--- Exercise description ---
Each line containing the word "Health" needs to be copied.

::: Data to use

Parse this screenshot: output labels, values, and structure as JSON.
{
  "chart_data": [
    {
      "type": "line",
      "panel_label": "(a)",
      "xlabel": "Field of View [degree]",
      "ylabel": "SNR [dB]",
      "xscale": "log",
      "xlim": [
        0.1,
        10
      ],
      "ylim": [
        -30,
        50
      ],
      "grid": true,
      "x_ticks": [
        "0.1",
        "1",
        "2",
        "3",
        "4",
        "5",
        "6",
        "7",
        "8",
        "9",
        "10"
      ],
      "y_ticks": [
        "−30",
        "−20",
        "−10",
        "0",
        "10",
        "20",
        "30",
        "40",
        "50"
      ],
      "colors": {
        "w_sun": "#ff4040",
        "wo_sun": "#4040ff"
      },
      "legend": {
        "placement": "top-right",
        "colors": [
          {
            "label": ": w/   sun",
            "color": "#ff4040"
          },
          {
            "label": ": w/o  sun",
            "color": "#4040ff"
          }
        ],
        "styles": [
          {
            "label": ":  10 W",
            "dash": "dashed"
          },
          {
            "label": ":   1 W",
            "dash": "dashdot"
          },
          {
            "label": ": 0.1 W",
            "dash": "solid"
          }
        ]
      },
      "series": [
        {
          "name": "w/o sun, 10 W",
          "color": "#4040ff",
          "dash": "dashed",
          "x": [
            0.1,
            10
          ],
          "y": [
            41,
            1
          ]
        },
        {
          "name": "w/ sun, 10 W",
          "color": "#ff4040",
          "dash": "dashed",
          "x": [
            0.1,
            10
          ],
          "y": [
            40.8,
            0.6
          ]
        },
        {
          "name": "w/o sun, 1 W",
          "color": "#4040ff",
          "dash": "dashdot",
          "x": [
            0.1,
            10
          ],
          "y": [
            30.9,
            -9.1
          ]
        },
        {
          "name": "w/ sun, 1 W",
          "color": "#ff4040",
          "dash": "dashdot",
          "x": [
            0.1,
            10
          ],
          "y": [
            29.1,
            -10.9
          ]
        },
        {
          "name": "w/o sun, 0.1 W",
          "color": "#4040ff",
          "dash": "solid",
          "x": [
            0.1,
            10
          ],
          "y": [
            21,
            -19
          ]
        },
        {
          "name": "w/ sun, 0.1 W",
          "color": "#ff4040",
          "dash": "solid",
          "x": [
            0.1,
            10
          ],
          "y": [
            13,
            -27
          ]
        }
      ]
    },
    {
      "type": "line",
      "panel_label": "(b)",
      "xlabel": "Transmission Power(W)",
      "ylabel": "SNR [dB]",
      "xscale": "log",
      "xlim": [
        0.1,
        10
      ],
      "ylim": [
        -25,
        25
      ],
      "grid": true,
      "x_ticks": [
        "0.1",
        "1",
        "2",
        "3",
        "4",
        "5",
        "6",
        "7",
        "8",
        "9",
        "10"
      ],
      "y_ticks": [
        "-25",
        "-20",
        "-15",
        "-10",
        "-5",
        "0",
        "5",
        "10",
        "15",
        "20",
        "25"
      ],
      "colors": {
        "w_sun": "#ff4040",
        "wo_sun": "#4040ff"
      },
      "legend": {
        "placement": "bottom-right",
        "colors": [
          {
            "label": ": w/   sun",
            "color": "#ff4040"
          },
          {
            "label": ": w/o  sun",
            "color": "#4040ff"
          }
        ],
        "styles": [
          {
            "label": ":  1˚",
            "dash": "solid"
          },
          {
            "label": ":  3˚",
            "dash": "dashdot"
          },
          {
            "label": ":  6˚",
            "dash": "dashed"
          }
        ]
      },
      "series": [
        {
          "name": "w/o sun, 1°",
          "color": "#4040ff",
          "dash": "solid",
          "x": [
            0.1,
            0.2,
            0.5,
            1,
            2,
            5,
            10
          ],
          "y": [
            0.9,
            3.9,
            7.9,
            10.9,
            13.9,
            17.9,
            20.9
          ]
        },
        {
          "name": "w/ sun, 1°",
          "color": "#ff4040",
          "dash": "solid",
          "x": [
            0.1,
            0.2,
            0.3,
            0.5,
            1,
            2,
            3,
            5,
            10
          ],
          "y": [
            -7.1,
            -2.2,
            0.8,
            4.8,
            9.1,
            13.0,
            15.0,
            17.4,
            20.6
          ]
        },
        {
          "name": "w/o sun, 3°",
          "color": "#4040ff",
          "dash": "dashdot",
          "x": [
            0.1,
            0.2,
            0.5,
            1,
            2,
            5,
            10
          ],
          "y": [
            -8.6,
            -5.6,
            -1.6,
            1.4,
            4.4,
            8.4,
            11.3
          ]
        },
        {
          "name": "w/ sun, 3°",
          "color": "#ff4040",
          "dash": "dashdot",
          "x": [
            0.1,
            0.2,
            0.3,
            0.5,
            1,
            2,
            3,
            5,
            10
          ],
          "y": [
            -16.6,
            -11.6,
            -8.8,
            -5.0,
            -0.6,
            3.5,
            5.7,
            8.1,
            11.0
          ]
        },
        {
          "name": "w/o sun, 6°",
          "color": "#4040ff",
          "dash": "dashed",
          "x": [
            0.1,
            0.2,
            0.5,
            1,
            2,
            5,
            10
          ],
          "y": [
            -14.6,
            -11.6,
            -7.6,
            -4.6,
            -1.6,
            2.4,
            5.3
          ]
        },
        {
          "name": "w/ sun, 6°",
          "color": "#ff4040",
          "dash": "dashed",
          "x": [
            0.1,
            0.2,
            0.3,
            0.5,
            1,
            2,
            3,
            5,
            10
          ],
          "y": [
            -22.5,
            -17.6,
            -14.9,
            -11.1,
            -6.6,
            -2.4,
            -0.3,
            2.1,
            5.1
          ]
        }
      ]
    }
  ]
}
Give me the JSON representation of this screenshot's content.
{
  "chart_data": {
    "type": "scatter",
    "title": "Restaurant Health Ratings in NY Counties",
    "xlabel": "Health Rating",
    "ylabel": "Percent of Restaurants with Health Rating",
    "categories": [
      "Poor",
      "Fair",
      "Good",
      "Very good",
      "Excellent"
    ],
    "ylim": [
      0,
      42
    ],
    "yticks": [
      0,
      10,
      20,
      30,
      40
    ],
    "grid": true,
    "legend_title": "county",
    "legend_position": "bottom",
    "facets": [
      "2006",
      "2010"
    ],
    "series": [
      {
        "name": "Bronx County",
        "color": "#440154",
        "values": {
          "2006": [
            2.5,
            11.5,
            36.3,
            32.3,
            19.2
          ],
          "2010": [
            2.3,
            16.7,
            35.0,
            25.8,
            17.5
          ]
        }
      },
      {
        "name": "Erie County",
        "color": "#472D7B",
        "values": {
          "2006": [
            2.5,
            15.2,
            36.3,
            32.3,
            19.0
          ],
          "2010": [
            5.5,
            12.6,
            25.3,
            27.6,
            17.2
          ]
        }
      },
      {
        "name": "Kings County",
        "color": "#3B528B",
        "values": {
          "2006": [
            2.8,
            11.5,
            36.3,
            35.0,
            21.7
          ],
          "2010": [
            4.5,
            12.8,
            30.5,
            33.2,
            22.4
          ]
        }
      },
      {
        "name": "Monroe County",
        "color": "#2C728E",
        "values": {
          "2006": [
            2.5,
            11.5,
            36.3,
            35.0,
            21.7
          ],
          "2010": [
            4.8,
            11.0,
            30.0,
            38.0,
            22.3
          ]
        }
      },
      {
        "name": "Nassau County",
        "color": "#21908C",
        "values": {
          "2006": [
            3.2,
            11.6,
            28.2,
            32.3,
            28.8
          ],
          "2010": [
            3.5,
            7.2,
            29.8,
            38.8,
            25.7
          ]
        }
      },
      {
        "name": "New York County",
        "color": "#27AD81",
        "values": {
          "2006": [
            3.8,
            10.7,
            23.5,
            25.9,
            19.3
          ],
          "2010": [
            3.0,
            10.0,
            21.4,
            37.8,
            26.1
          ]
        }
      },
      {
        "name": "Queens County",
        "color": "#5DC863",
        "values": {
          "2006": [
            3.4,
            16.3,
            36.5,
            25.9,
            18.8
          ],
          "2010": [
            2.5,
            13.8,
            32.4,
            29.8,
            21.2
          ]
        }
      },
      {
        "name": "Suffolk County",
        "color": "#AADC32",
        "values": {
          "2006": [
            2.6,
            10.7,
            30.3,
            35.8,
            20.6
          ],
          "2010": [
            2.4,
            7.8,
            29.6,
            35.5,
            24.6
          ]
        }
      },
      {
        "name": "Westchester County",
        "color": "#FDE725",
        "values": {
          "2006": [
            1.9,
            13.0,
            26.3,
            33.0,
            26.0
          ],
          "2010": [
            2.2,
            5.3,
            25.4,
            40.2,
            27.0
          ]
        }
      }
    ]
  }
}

::::::

--- Written answer ---
    "title": "Restaurant Health Ratings in NY Counties",
    "xlabel": "Health Rating",
    "ylabel": "Percent of Restaurants with Health Rating",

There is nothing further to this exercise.